Stated task — Restate the whole listing exactly.

(Dataset entries on figures)
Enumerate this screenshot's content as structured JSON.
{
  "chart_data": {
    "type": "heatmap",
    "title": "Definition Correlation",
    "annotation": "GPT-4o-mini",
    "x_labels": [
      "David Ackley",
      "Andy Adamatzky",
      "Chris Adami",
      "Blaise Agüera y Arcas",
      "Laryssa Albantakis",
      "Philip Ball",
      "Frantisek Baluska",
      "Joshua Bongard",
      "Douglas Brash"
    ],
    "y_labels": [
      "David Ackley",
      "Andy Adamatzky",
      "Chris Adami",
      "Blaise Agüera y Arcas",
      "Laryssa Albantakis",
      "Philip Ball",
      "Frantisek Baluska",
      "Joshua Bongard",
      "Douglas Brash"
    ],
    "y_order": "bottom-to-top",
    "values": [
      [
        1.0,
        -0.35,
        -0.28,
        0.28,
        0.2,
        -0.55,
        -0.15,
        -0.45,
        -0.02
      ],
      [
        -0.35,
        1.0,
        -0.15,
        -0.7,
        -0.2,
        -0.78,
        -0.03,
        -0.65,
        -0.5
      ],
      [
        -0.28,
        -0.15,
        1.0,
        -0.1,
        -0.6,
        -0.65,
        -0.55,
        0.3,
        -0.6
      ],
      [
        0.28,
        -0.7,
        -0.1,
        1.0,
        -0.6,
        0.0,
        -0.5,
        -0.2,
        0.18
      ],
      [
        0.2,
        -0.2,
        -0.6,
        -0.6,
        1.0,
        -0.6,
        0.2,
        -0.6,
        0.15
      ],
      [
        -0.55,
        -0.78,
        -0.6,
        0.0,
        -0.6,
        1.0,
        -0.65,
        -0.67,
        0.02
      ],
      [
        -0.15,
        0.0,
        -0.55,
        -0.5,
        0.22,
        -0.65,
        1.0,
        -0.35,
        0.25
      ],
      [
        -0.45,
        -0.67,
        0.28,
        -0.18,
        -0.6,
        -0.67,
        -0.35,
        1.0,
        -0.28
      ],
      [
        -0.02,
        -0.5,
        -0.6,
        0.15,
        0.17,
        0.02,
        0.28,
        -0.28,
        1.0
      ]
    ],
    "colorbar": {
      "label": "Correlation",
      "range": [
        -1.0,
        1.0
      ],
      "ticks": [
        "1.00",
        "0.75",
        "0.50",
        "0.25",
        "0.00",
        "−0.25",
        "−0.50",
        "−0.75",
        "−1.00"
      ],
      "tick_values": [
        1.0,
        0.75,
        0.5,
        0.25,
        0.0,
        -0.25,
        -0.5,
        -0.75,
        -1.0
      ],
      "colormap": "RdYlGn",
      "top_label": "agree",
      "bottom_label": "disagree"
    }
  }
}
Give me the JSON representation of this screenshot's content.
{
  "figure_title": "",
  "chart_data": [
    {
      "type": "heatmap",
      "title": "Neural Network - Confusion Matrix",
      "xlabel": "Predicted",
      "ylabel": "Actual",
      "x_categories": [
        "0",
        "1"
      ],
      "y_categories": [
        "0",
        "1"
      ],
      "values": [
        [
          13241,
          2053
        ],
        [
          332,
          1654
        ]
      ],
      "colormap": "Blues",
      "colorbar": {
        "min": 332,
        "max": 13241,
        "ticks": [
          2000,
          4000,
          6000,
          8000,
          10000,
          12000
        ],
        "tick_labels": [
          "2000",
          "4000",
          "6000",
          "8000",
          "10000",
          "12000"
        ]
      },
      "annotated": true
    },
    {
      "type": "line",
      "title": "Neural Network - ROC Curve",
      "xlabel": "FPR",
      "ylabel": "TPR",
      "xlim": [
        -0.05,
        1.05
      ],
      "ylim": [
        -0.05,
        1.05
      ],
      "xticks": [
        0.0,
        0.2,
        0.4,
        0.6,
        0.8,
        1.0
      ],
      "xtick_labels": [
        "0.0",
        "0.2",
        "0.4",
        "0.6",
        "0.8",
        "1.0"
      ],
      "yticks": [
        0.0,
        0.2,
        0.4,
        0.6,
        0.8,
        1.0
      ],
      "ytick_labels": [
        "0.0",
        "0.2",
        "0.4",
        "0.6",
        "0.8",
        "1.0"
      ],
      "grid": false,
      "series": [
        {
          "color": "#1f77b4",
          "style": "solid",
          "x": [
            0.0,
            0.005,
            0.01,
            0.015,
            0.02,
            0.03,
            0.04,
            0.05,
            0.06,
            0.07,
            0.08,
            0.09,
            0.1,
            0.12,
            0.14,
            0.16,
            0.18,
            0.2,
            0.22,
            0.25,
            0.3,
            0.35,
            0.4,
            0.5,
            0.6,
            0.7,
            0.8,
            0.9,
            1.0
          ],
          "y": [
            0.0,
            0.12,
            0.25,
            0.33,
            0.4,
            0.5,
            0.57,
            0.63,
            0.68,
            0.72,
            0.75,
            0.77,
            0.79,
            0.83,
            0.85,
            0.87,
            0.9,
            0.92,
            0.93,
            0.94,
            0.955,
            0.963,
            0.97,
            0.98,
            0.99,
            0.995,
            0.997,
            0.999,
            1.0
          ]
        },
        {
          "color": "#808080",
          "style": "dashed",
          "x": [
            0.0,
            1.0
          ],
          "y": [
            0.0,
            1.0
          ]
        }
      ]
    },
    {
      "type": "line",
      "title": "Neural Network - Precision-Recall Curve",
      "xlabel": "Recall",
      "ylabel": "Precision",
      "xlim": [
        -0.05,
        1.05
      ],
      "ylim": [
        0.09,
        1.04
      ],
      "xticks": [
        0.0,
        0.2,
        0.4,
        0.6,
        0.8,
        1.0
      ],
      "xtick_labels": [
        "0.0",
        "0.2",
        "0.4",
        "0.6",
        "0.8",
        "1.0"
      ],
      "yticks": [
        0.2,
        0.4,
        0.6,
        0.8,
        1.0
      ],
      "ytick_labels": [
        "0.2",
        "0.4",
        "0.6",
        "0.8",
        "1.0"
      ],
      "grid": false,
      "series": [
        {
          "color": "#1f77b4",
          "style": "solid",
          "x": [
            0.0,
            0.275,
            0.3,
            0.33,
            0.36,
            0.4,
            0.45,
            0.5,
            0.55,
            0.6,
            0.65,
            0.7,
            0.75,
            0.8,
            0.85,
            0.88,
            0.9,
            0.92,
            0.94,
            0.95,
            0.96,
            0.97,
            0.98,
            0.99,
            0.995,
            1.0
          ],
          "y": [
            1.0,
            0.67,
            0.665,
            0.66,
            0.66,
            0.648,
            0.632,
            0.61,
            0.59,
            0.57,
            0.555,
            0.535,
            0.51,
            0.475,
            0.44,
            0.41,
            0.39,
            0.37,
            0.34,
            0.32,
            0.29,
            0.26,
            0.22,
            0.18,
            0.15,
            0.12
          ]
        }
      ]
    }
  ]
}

Task solution —
Enumerate this screenshot's content as structured JSON.
{
  "chart_data": {
    "type": "heatmap",
    "title": "Definition Correlation",
    "annotation": "GPT-4o-mini",
    "x_labels": [
      "David Ackley",
      "Andy Adamatzky",
      "Chris Adami",
      "Blaise Agüera y Arcas",
      "Laryssa Albantakis",
      "Philip Ball",
      "Frantisek Baluska",
      "Joshua Bongard",
      "Douglas Brash"
    ],
    "y_labels": [
      "David Ackley",
      "Andy Adamatzky",
      "Chris Adami",
      "Blaise Agüera y Arcas",
      "Laryssa Albantakis",
      "Philip Ball",
      "Frantisek Baluska",
      "Joshua Bongard",
      "Douglas Brash"
    ],
    "y_order": "bottom-to-top",
    "values": [
      [
        1.0,
        -0.35,
        -0.28,
        0.28,
        0.2,
        -0.55,
        -0.15,
        -0.45,
        -0.02
      ],
      [
        -0.35,
        1.0,
        -0.15,
        -0.7,
        -0.2,
        -0.78,
        -0.03,
        -0.65,
        -0.5
      ],
      [
        -0.28,
        -0.15,
        1.0,
        -0.1,
        -0.6,
        -0.65,
        -0.55,
        0.3,
        -0.6
      ],
      [
        0.28,
        -0.7,
        -0.1,
        1.0,
        -0.6,
        0.0,
        -0.5,
        -0.2,
        0.18
      ],
      [
        0.2,
        -0.2,
        -0.6,
        -0.6,
        1.0,
        -0.6,
        0.2,
        -0.6,
        0.15
      ],
      [
        -0.55,
        -0.78,
        -0.6,
        0.0,
        -0.6,
        1.0,
        -0.65,
        -0.67,
        0.02
      ],
      [
        -0.15,
        0.0,
        -0.55,
        -0.5,
        0.22,
        -0.65,
        1.0,
        -0.35,
        0.25
      ],
      [
        -0.45,
        -0.67,
        0.28,
        -0.18,
        -0.6,
        -0.67,
        -0.35,
        1.0,
        -0.28
      ],
      [
        -0.02,
        -0.5,
        -0.6,
        0.15,
        0.17,
        0.02,
        0.28,
        -0.28,
        1.0
      ]
    ],
    "colorbar": {
      "label": "Correlation",
      "range": [
        -1.0,
        1.0
      ],
      "ticks": [
        "1.00",
        "0.75",
        "0.50",
        "0.25",
        "0.00",
        "−0.25",
        "−0.50",
        "−0.75",
        "−1.00"
      ],
      "tick_values": [
        1.0,
        0.75,
        0.5,
        0.25,
        0.0,
        -0.25,
        -0.5,
        -0.75,
        -1.0
      ],
      "colormap": "RdYlGn",
      "top_label": "agree",
      "bottom_label": "disagree"
    }
  }
}
Give me the JSON representation of this screenshot's content.
{
  "figure_title": "",
  "chart_data": [
    {
      "type": "heatmap",
      "title": "Neural Network - Confusion Matrix",
      "xlabel": "Predicted",
      "ylabel": "Actual",
      "x_categories": [
        "0",
        "1"
      ],
      "y_categories": [
        "0",
        "1"
      ],
      "values": [
        [
          13241,
          2053
        ],
        [
          332,
          1654
        ]
      ],
      "colormap": "Blues",
      "colorbar": {
        "min": 332,
        "max": 13241,
        "ticks": [
          2000,
          4000,
          6000,
          8000,
          10000,
          12000
        ],
        "tick_labels": [
          "2000",
          "4000",
          "6000",
          "8000",
          "10000",
          "12000"
        ]
      },
      "annotated": true
    },
    {
      "type": "line",
      "title": "Neural Network - ROC Curve",
      "xlabel": "FPR",
      "ylabel": "TPR",
      "xlim": [
        -0.05,
        1.05
      ],
      "ylim": [
        -0.05,
        1.05
      ],
      "xticks": [
        0.0,
        0.2,
        0.4,
        0.6,
        0.8,
        1.0
      ],
      "xtick_labels": [
        "0.0",
        "0.2",
        "0.4",
        "0.6",
        "0.8",
        "1.0"
      ],
      "yticks": [
        0.0,
        0.2,
        0.4,
        0.6,
        0.8,
        1.0
      ],
      "ytick_labels": [
        "0.0",
        "0.2",
        "0.4",
        "0.6",
        "0.8",
        "1.0"
      ],
      "grid": false,
      "series": [
        {
          "color": "#1f77b4",
          "style": "solid",
          "x": [
            0.0,
            0.005,
            0.01,
            0.015,
            0.02,
            0.03,
            0.04,
            0.05,
            0.06,
            0.07,
            0.08,
            0.09,
            0.1,
            0.12,
            0.14,
            0.16,
            0.18,
            0.2,
            0.22,
            0.25,
            0.3,
            0.35,
            0.4,
            0.5,
            0.6,
            0.7,
            0.8,
            0.9,
            1.0
          ],
          "y": [
            0.0,
            0.12,
            0.25,
            0.33,
            0.4,
            0.5,
            0.57,
            0.63,
            0.68,
            0.72,
            0.75,
            0.77,
            0.79,
            0.83,
            0.85,
            0.87,
            0.9,
            0.92,
            0.93,
            0.94,
            0.955,
            0.963,
            0.97,
            0.98,
            0.99,
            0.995,
            0.997,
            0.999,
            1.0
          ]
        },
        {
          "color": "#808080",
          "style": "dashed",
          "x": [
            0.0,
            1.0
          ],
          "y": [
            0.0,
            1.0
          ]
        }
      ]
    },
    {
      "type": "line",
      "title": "Neural Network - Precision-Recall Curve",
      "xlabel": "Recall",
      "ylabel": "Precision",
      "xlim": [
        -0.05,
        1.05
      ],
      "ylim": [
        0.09,
        1.04
      ],
      "xticks": [
        0.0,
        0.2,
        0.4,
        0.6,
        0.8,
        1.0
      ],
      "xtick_labels": [
        "0.0",
        "0.2",
        "0.4",
        "0.6",
        "0.8",
        "1.0"
      ],
      "yticks": [
        0.2,
        0.4,
        0.6,
        0.8,
        1.0
      ],
      "ytick_labels": [
        "0.2",
        "0.4",
        "0.6",
        "0.8",
        "1.0"
      ],
      "grid": false,
      "series": [
        {
          "color": "#1f77b4",
          "style": "solid",
          "x": [
            0.0,
            0.275,
            0.3,
            0.33,
            0.36,
            0.4,
            0.45,
            0.5,
            0.55,
            0.6,
            0.65,
            0.7,
            0.75,
            0.8,
            0.85,
            0.88,
            0.9,
            0.92,
            0.94,
            0.95,
            0.96,
            0.97,
            0.98,
            0.99,
            0.995,
            1.0
          ],
          "y": [
            1.0,
            0.67,
            0.665,
            0.66,
            0.66,
            0.648,
            0.632,
            0.61,
            0.59,
            0.57,
            0.555,
            0.535,
            0.51,
            0.475,
            0.44,
            0.41,
            0.39,
            0.37,
            0.34,
            0.32,
            0.29,
            0.26,
            0.22,
            0.18,
            0.15,
            0.12
          ]
        }
      ]
    }
  ]
}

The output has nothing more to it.